▶ Problem statement:
Rewrite all the records below, changing every "delete-button" to "remove-button" and keeping everything else the same. Leave out the pictures.
--- Begin ---
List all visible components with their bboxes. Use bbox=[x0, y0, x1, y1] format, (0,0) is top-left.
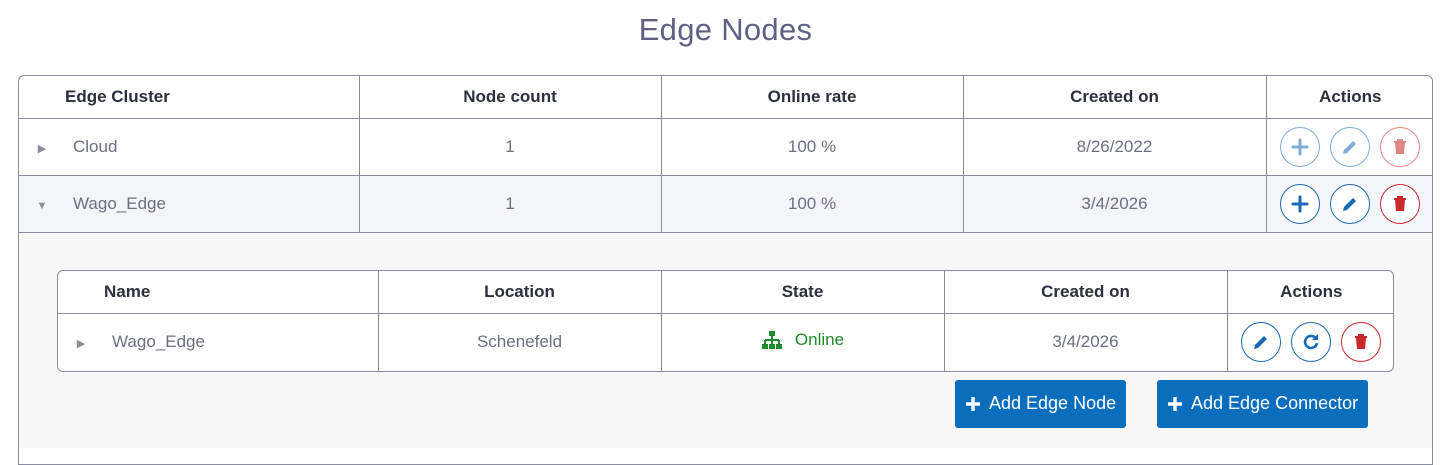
refresh-button[interactable] bbox=[1291, 322, 1332, 363]
node-count-cell: 1 bbox=[359, 175, 662, 233]
edit-button[interactable] bbox=[1330, 183, 1371, 224]
caret-down-icon[interactable]: ▼ bbox=[31, 200, 53, 212]
refresh-icon bbox=[1304, 334, 1319, 350]
location-cell: Schenefeld bbox=[378, 313, 662, 371]
edge-nodes-table: Name Location State Created on Actions ▶… bbox=[57, 269, 1394, 372]
plus-icon bbox=[1291, 195, 1309, 212]
caret-right-icon[interactable]: ▶ bbox=[31, 142, 53, 155]
created-on-cell: 8/26/2022 bbox=[963, 118, 1267, 176]
column-header-edge-cluster[interactable]: Edge Cluster bbox=[19, 76, 360, 119]
trash-icon bbox=[1394, 138, 1407, 154]
created-on-cell: 3/4/2026 bbox=[944, 313, 1228, 371]
delete-button[interactable] bbox=[1341, 322, 1382, 363]
cluster-name-cell: ▼ Wago_Edge bbox=[19, 175, 360, 233]
cluster-name-cell: ▶ Cloud bbox=[19, 118, 360, 176]
add-node-button[interactable] bbox=[1280, 126, 1321, 167]
delete-button[interactable] bbox=[1380, 126, 1421, 167]
pencil-icon bbox=[1254, 336, 1268, 350]
trash-icon bbox=[1355, 334, 1368, 350]
state-label: Online bbox=[794, 329, 845, 349]
delete-button[interactable] bbox=[1380, 183, 1421, 224]
node-count-cell: 1 bbox=[359, 118, 662, 176]
column-header-created-on[interactable]: Created on bbox=[944, 270, 1228, 314]
edit-button[interactable] bbox=[1241, 322, 1282, 363]
pencil-icon bbox=[1343, 140, 1357, 154]
cluster-name: Cloud bbox=[73, 136, 118, 156]
online-rate-cell: 100 % bbox=[661, 118, 964, 176]
caret-right-icon[interactable]: ▶ bbox=[70, 337, 92, 350]
column-header-actions: Actions bbox=[1227, 270, 1393, 314]
column-header-location[interactable]: Location bbox=[378, 270, 662, 314]
actions-cell bbox=[1227, 314, 1393, 371]
column-header-node-count[interactable]: Node count bbox=[359, 76, 662, 119]
column-header-created-on[interactable]: Created on bbox=[963, 76, 1267, 119]
plus-icon bbox=[966, 396, 980, 411]
created-on-cell: 3/4/2026 bbox=[963, 175, 1267, 233]
cluster-name: Wago_Edge bbox=[73, 193, 166, 213]
column-header-actions: Actions bbox=[1266, 76, 1432, 119]
column-header-state[interactable]: State bbox=[661, 270, 945, 314]
column-header-online-rate[interactable]: Online rate bbox=[661, 76, 964, 119]
add-edge-connector-label: Add Edge Connector bbox=[1191, 393, 1359, 413]
table-header-row: Name Location State Created on Actions bbox=[58, 270, 1393, 314]
edge-clusters-table: Edge Cluster Node count Online rate Crea… bbox=[18, 75, 1433, 465]
actions-cell bbox=[1266, 175, 1432, 233]
add-edge-connector-button[interactable]: Add Edge Connector bbox=[1157, 379, 1369, 428]
table-row[interactable]: ▶ Cloud 1 100 % 8/26/2022 bbox=[19, 118, 1432, 176]
page-title: Edge Nodes bbox=[638, 12, 813, 47]
edit-button[interactable] bbox=[1330, 126, 1371, 167]
plus-icon bbox=[1168, 396, 1182, 411]
add-node-button[interactable] bbox=[1280, 183, 1321, 224]
node-name: Wago_Edge bbox=[112, 332, 205, 352]
status-badge: Online bbox=[761, 329, 844, 351]
state-cell: Online bbox=[661, 313, 945, 371]
table-row[interactable]: ▼ Wago_Edge 1 100 % 3/4/2026 bbox=[19, 175, 1432, 233]
table-row[interactable]: ▶ Wago_Edge Schenefeld Online 3/4/2026 bbox=[58, 313, 1393, 371]
trash-icon bbox=[1394, 195, 1407, 211]
actions-cell bbox=[1266, 118, 1432, 176]
column-header-name[interactable]: Name bbox=[58, 270, 379, 314]
expanded-cluster-detail: Name Location State Created on Actions ▶… bbox=[19, 232, 1432, 448]
online-rate-cell: 100 % bbox=[661, 175, 964, 233]
node-name-cell: ▶ Wago_Edge bbox=[58, 313, 379, 371]
add-edge-node-label: Add Edge Node bbox=[989, 393, 1117, 413]
table-header-row: Edge Cluster Node count Online rate Crea… bbox=[19, 76, 1432, 119]
add-edge-node-button[interactable]: Add Edge Node bbox=[955, 379, 1127, 428]
plus-icon bbox=[1291, 138, 1309, 155]
pencil-icon bbox=[1343, 197, 1357, 211]
network-icon bbox=[761, 330, 782, 349]
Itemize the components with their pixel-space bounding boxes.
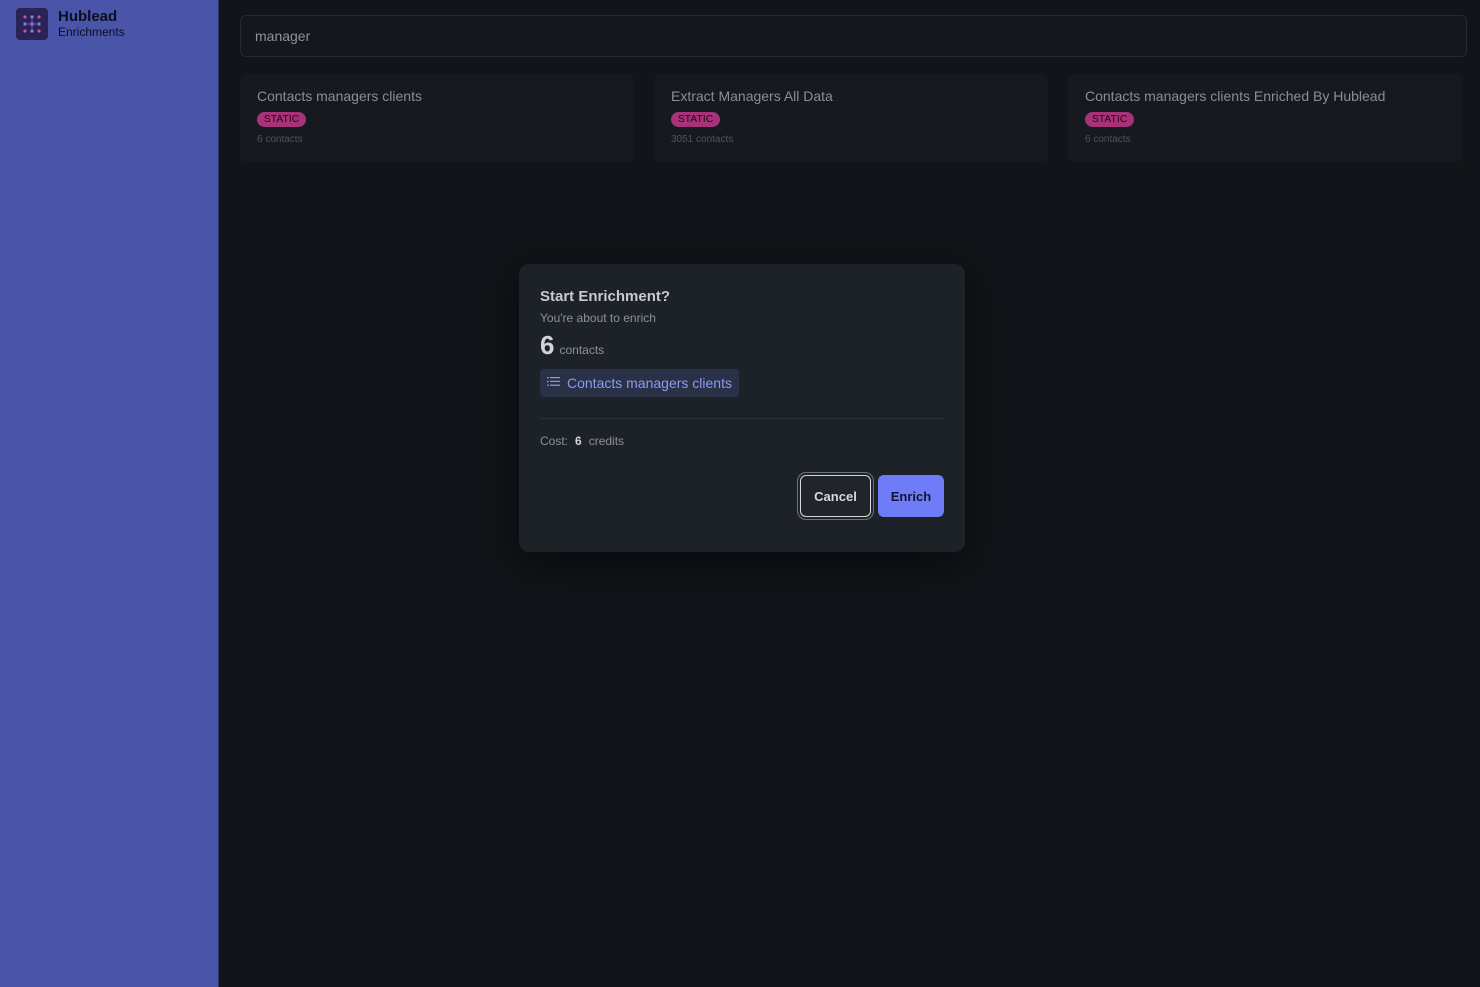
brand[interactable]: Hublead Enrichments xyxy=(16,8,125,40)
selected-list-name: Contacts managers clients xyxy=(567,375,732,391)
list-type-badge: STATIC xyxy=(1085,112,1135,127)
grid-nodes-icon xyxy=(16,8,48,40)
list-card[interactable]: Extract Managers All Data STATIC 3051 co… xyxy=(654,74,1048,162)
list-type-badge: STATIC xyxy=(671,112,721,127)
list-card-count: 6 contacts xyxy=(257,134,303,145)
enrich-button[interactable]: Enrich xyxy=(878,475,944,517)
app-name: Hublead xyxy=(58,7,118,25)
dialog-subtitle: You're about to enrich xyxy=(540,311,656,325)
list-card-count: 6 contacts xyxy=(1085,134,1131,145)
cost-row: Cost: 6 credits xyxy=(540,434,944,448)
list-icon xyxy=(547,374,560,392)
selected-list-chip: Contacts managers clients xyxy=(540,369,739,397)
contact-count-unit: contacts xyxy=(559,343,605,357)
app-section: Enrichments xyxy=(58,25,125,40)
dialog-title: Start Enrichment? xyxy=(540,288,671,305)
search-bar[interactable] xyxy=(240,15,1467,57)
contact-count: 6 contacts xyxy=(540,330,944,361)
list-card-title: Contacts managers clients Enriched By Hu… xyxy=(1085,88,1386,104)
dialog-actions: Cancel Enrich xyxy=(800,475,944,517)
list-card[interactable]: Contacts managers clients Enriched By Hu… xyxy=(1068,74,1462,162)
search-input[interactable] xyxy=(255,28,1466,44)
cost-label: Cost: xyxy=(540,434,569,448)
cost-value: 6 xyxy=(575,434,582,448)
cost-unit: credits xyxy=(588,434,625,448)
list-card-title: Extract Managers All Data xyxy=(671,88,833,104)
list-card-count: 3051 contacts xyxy=(671,134,734,145)
list-card[interactable]: Contacts managers clients STATIC 6 conta… xyxy=(240,74,634,162)
divider xyxy=(540,418,944,419)
enrichment-dialog: Start Enrichment? You're about to enrich… xyxy=(519,264,965,552)
cancel-button[interactable]: Cancel xyxy=(800,475,871,517)
sidebar: Hublead Enrichments xyxy=(0,0,219,987)
list-card-title: Contacts managers clients xyxy=(257,88,422,104)
contact-count-value: 6 xyxy=(540,330,555,360)
list-type-badge: STATIC xyxy=(257,112,307,127)
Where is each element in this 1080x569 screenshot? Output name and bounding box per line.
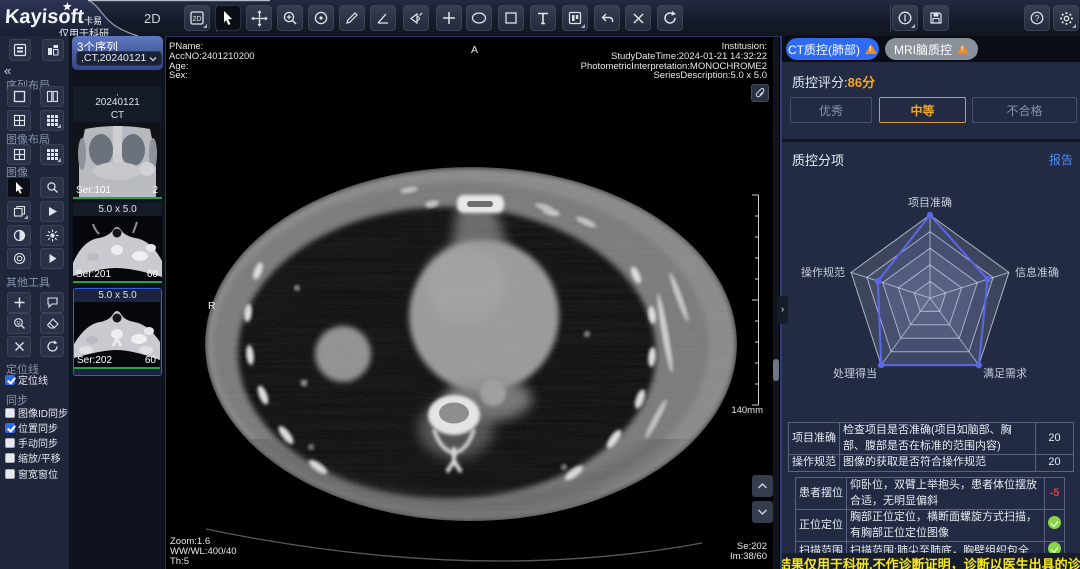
--- End ---
▶ Solution for this task:
List all visible components with their bboxes. Use bbox=[x0, y0, x1, y1] format, (0,0) is top-left.
refresh-button[interactable] bbox=[1291, 322, 1332, 363]
node-count-cell: 1 bbox=[359, 175, 662, 233]
edit-button[interactable] bbox=[1330, 183, 1371, 224]
caret-down-icon[interactable]: ▼ bbox=[31, 200, 53, 212]
refresh-icon bbox=[1304, 334, 1319, 350]
location-cell: Schenefeld bbox=[378, 313, 662, 371]
edge-nodes-table: Name Location State Created on Actions ▶… bbox=[57, 269, 1394, 372]
plus-icon bbox=[1291, 195, 1309, 212]
caret-right-icon[interactable]: ▶ bbox=[31, 142, 53, 155]
created-on-cell: 8/26/2022 bbox=[963, 118, 1267, 176]
column-header-edge-cluster[interactable]: Edge Cluster bbox=[19, 76, 360, 119]
trash-icon bbox=[1394, 138, 1407, 154]
created-on-cell: 3/4/2026 bbox=[944, 313, 1228, 371]
remove-button[interactable] bbox=[1341, 322, 1382, 363]
cluster-name-cell: ▼ Wago_Edge bbox=[19, 175, 360, 233]
cluster-name-cell: ▶ Cloud bbox=[19, 118, 360, 176]
add-node-button[interactable] bbox=[1280, 126, 1321, 167]
remove-button[interactable] bbox=[1380, 126, 1421, 167]
pencil-icon bbox=[1254, 336, 1268, 350]
trash-icon bbox=[1355, 334, 1368, 350]
state-label: Online bbox=[794, 329, 845, 349]
remove-button[interactable] bbox=[1380, 183, 1421, 224]
node-count-cell: 1 bbox=[359, 118, 662, 176]
column-header-created-on[interactable]: Created on bbox=[944, 270, 1228, 314]
edit-button[interactable] bbox=[1241, 322, 1282, 363]
pencil-icon bbox=[1343, 140, 1357, 154]
cluster-name: Cloud bbox=[73, 136, 118, 156]
online-rate-cell: 100 % bbox=[661, 118, 964, 176]
caret-right-icon[interactable]: ▶ bbox=[70, 337, 92, 350]
column-header-actions: Actions bbox=[1227, 270, 1393, 314]
column-header-location[interactable]: Location bbox=[378, 270, 662, 314]
actions-cell bbox=[1227, 314, 1393, 371]
column-header-node-count[interactable]: Node count bbox=[359, 76, 662, 119]
column-header-created-on[interactable]: Created on bbox=[963, 76, 1267, 119]
plus-icon bbox=[966, 396, 980, 411]
created-on-cell: 3/4/2026 bbox=[963, 175, 1267, 233]
cluster-name: Wago_Edge bbox=[73, 193, 166, 213]
column-header-actions: Actions bbox=[1266, 76, 1432, 119]
column-header-state[interactable]: State bbox=[661, 270, 945, 314]
column-header-online-rate[interactable]: Online rate bbox=[661, 76, 964, 119]
add-edge-connector-label: Add Edge Connector bbox=[1191, 393, 1359, 413]
table-header-row: Name Location State Created on Actions bbox=[58, 270, 1393, 314]
edge-clusters-table: Edge Cluster Node count Online rate Crea… bbox=[18, 75, 1433, 465]
actions-cell bbox=[1266, 175, 1432, 233]
add-edge-connector-button[interactable]: Add Edge Connector bbox=[1157, 379, 1369, 428]
table-row[interactable]: ▶ Cloud 1 100 % 8/26/2022 bbox=[19, 118, 1432, 176]
page-title: Edge Nodes bbox=[638, 12, 813, 47]
edit-button[interactable] bbox=[1330, 126, 1371, 167]
plus-icon bbox=[1168, 396, 1182, 411]
add-node-button[interactable] bbox=[1280, 183, 1321, 224]
node-name: Wago_Edge bbox=[112, 332, 205, 352]
status-badge: Online bbox=[761, 329, 844, 351]
state-cell: Online bbox=[661, 313, 945, 371]
table-row[interactable]: ▼ Wago_Edge 1 100 % 3/4/2026 bbox=[19, 175, 1432, 233]
table-row[interactable]: ▶ Wago_Edge Schenefeld Online 3/4/2026 bbox=[58, 313, 1393, 371]
trash-icon bbox=[1394, 195, 1407, 211]
actions-cell bbox=[1266, 118, 1432, 176]
column-header-name[interactable]: Name bbox=[58, 270, 379, 314]
expanded-cluster-detail: Name Location State Created on Actions ▶… bbox=[19, 232, 1432, 448]
online-rate-cell: 100 % bbox=[661, 175, 964, 233]
node-name-cell: ▶ Wago_Edge bbox=[58, 313, 379, 371]
add-edge-node-label: Add Edge Node bbox=[989, 393, 1117, 413]
table-header-row: Edge Cluster Node count Online rate Crea… bbox=[19, 76, 1432, 119]
add-edge-node-button[interactable]: Add Edge Node bbox=[955, 379, 1127, 428]
plus-icon bbox=[1291, 138, 1309, 155]
pencil-icon bbox=[1343, 197, 1357, 211]
network-icon bbox=[761, 330, 782, 349]
Itemize the components with their pixel-space bounding boxes.
brand[interactable]: Hublead Enrichments xyxy=(16,8,125,40)
selected-list-name: Contacts managers clients xyxy=(567,375,732,391)
list-type-badge: STATIC xyxy=(1085,112,1135,127)
grid-nodes-icon xyxy=(16,8,48,40)
list-card[interactable]: Extract Managers All Data STATIC 3051 co… xyxy=(654,74,1048,162)
list-type-badge: STATIC xyxy=(671,112,721,127)
list-card-count: 6 contacts xyxy=(257,134,303,145)
enrich-button[interactable]: Enrich xyxy=(878,475,944,517)
app-name: Hublead xyxy=(58,7,118,25)
dialog-subtitle: You're about to enrich xyxy=(540,311,656,325)
list-card-count: 6 contacts xyxy=(1085,134,1131,145)
cost-row: Cost: 6 credits xyxy=(540,434,944,448)
list-icon xyxy=(547,374,560,392)
selected-list-chip: Contacts managers clients xyxy=(540,369,739,397)
contact-count-unit: contacts xyxy=(559,343,605,357)
app-section: Enrichments xyxy=(58,25,125,40)
dialog-title: Start Enrichment? xyxy=(540,288,671,305)
search-bar[interactable] xyxy=(240,15,1467,57)
contact-count: 6 contacts xyxy=(540,330,944,361)
list-card-title: Contacts managers clients Enriched By Hu… xyxy=(1085,88,1386,104)
dialog-actions: Cancel Enrich xyxy=(800,475,944,517)
list-card[interactable]: Contacts managers clients Enriched By Hu… xyxy=(1068,74,1462,162)
search-input[interactable] xyxy=(255,28,1466,44)
cost-label: Cost: xyxy=(540,434,569,448)
cost-value: 6 xyxy=(575,434,582,448)
cost-unit: credits xyxy=(588,434,625,448)
list-card-title: Extract Managers All Data xyxy=(671,88,833,104)
list-card-count: 3051 contacts xyxy=(671,134,734,145)
list-card[interactable]: Contacts managers clients STATIC 6 conta… xyxy=(240,74,634,162)
divider xyxy=(540,418,944,419)
enrichment-dialog: Start Enrichment? You're about to enrich… xyxy=(519,264,965,552)
cancel-button[interactable]: Cancel xyxy=(800,475,871,517)
sidebar: Hublead Enrichments xyxy=(0,0,219,987)
list-card-title: Contacts managers clients xyxy=(257,88,422,104)
contact-count-value: 6 xyxy=(540,330,555,360)
list-type-badge: STATIC xyxy=(257,112,307,127)
Where is each element in this 1080x569 screenshot? Output name and bounding box per line.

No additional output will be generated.